Given problem:
In your copy, include every line of the listing below exactly but none of the pictures.

Data entries:
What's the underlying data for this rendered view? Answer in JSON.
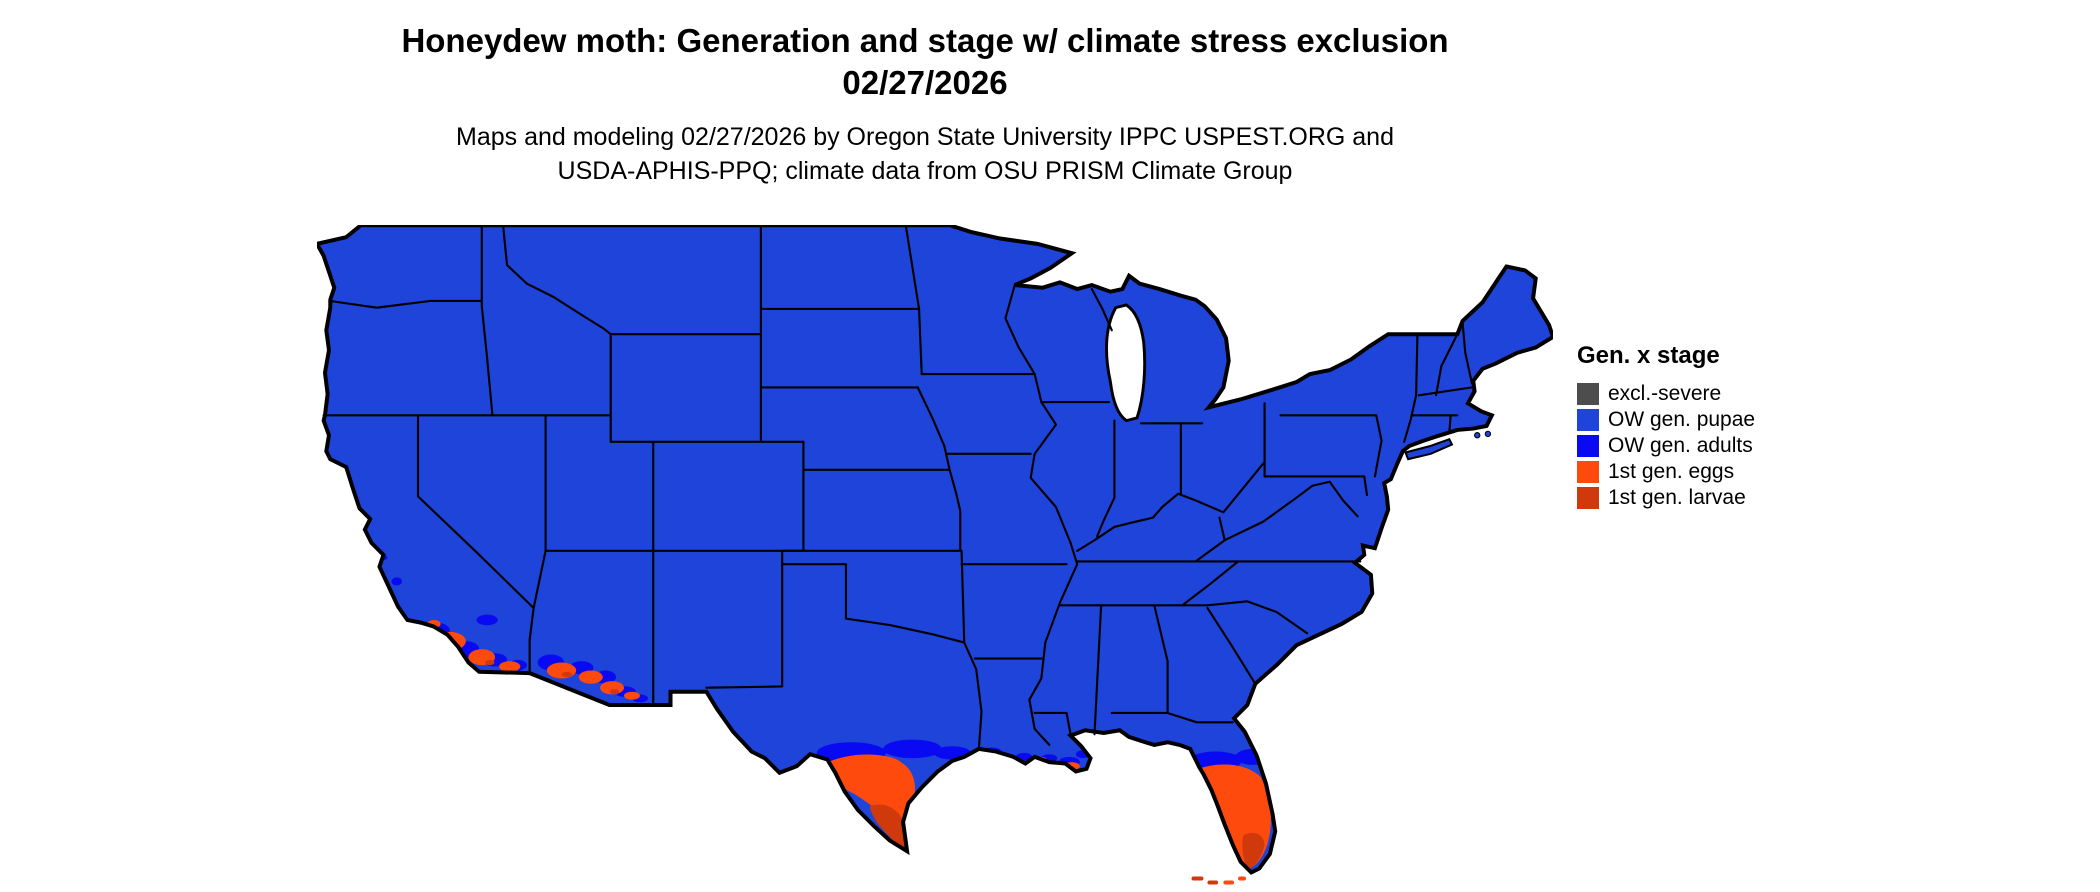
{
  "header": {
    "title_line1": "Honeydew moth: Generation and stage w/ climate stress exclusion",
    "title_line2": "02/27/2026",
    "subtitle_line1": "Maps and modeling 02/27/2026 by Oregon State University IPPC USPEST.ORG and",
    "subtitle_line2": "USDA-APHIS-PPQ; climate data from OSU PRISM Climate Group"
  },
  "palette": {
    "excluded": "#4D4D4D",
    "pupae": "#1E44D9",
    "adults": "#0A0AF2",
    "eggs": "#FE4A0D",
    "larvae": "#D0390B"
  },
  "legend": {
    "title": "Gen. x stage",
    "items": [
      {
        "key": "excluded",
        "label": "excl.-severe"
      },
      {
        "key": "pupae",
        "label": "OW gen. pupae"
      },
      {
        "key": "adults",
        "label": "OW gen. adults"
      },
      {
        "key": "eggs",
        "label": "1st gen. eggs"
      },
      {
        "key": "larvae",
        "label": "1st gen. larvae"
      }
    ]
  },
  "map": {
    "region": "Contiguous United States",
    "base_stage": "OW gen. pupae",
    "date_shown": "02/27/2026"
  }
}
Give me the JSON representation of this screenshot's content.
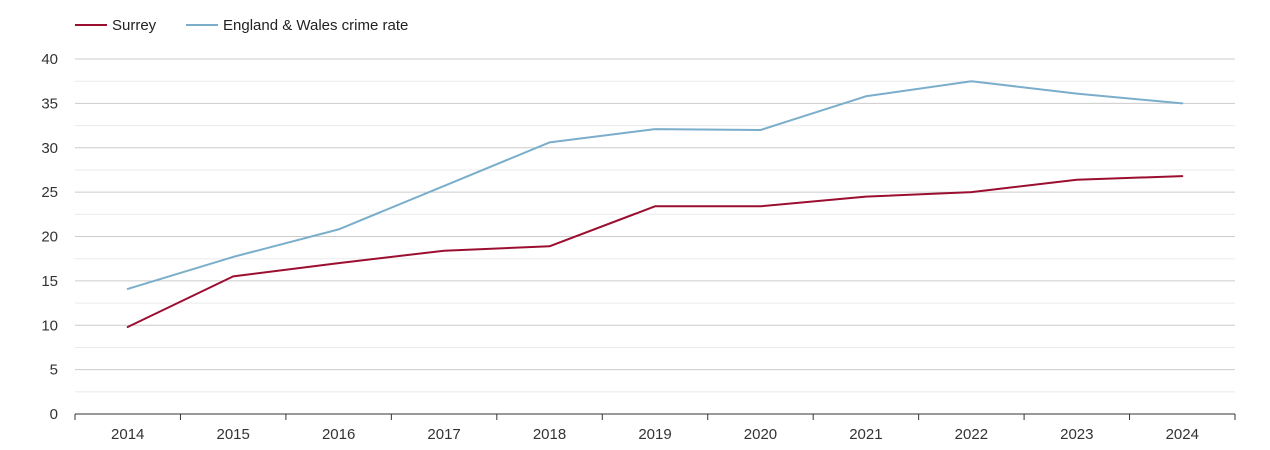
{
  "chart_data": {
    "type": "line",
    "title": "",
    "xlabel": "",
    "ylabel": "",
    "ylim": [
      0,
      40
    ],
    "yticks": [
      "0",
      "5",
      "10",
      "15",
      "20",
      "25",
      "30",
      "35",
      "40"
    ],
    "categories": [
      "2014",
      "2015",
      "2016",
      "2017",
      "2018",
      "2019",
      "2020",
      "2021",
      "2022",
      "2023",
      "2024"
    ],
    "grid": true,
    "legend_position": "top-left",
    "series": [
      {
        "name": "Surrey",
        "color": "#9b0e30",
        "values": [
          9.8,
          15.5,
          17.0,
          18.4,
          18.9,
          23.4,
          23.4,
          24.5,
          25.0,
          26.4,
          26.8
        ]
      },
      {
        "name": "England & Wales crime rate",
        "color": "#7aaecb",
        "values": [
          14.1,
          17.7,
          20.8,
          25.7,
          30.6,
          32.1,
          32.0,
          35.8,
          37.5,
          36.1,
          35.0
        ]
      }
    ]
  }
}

Exercise solution:
What's the underlying data for this rendered view? Answer in JSON.
{
  "header": {
    "title_line1": "Honeydew moth: Generation and stage w/ climate stress exclusion",
    "title_line2": "02/27/2026",
    "subtitle_line1": "Maps and modeling 02/27/2026 by Oregon State University IPPC USPEST.ORG and",
    "subtitle_line2": "USDA-APHIS-PPQ; climate data from OSU PRISM Climate Group"
  },
  "palette": {
    "excluded": "#4D4D4D",
    "pupae": "#1E44D9",
    "adults": "#0A0AF2",
    "eggs": "#FE4A0D",
    "larvae": "#D0390B"
  },
  "legend": {
    "title": "Gen. x stage",
    "items": [
      {
        "key": "excluded",
        "label": "excl.-severe"
      },
      {
        "key": "pupae",
        "label": "OW gen. pupae"
      },
      {
        "key": "adults",
        "label": "OW gen. adults"
      },
      {
        "key": "eggs",
        "label": "1st gen. eggs"
      },
      {
        "key": "larvae",
        "label": "1st gen. larvae"
      }
    ]
  },
  "map": {
    "region": "Contiguous United States",
    "base_stage": "OW gen. pupae",
    "date_shown": "02/27/2026"
  }
}
Give me the JSON representation of this screenshot's content.
{
  "chart_data": {
    "type": "line",
    "title": "",
    "xlabel": "",
    "ylabel": "",
    "ylim": [
      0,
      40
    ],
    "yticks": [
      "0",
      "5",
      "10",
      "15",
      "20",
      "25",
      "30",
      "35",
      "40"
    ],
    "categories": [
      "2014",
      "2015",
      "2016",
      "2017",
      "2018",
      "2019",
      "2020",
      "2021",
      "2022",
      "2023",
      "2024"
    ],
    "grid": true,
    "legend_position": "top-left",
    "series": [
      {
        "name": "Surrey",
        "color": "#9b0e30",
        "values": [
          9.8,
          15.5,
          17.0,
          18.4,
          18.9,
          23.4,
          23.4,
          24.5,
          25.0,
          26.4,
          26.8
        ]
      },
      {
        "name": "England & Wales crime rate",
        "color": "#7aaecb",
        "values": [
          14.1,
          17.7,
          20.8,
          25.7,
          30.6,
          32.1,
          32.0,
          35.8,
          37.5,
          36.1,
          35.0
        ]
      }
    ]
  }
}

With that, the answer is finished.